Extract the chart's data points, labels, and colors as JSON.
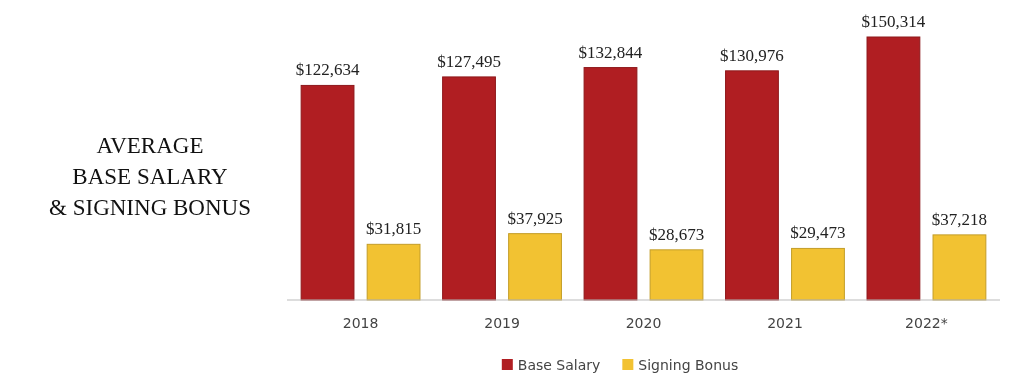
{
  "chart_data": {
    "type": "bar",
    "title": "AVERAGE\nBASE SALARY\n& SIGNING BONUS",
    "categories": [
      "2018",
      "2019",
      "2020",
      "2021",
      "2022*"
    ],
    "series": [
      {
        "name": "Base Salary",
        "color": "#b01e22",
        "values": [
          122634,
          127495,
          132844,
          130976,
          150314
        ],
        "value_labels": [
          "$122,634",
          "$127,495",
          "$132,844",
          "$130,976",
          "$150,314"
        ]
      },
      {
        "name": "Signing Bonus",
        "color": "#f2c232",
        "values": [
          31815,
          37925,
          28673,
          29473,
          37218
        ],
        "value_labels": [
          "$31,815",
          "$37,925",
          "$28,673",
          "$29,473",
          "$37,218"
        ]
      }
    ],
    "legend": "bottom"
  }
}
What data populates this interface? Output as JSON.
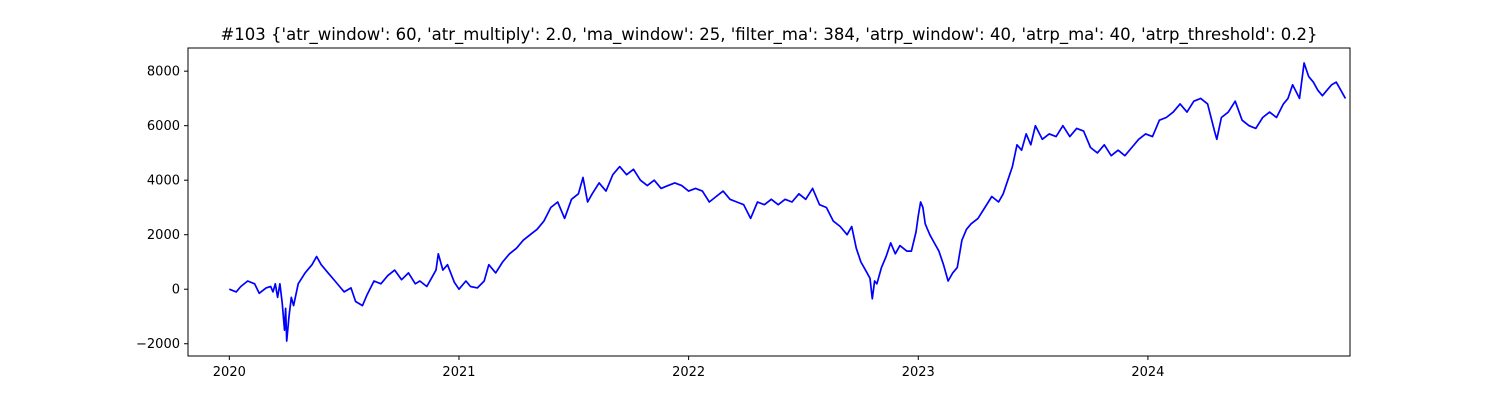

______

#### [What you are asked to do]
Going through the entries above, tally each line that has the word "name". Answer with the number only.

#### [Response to this exercise]
2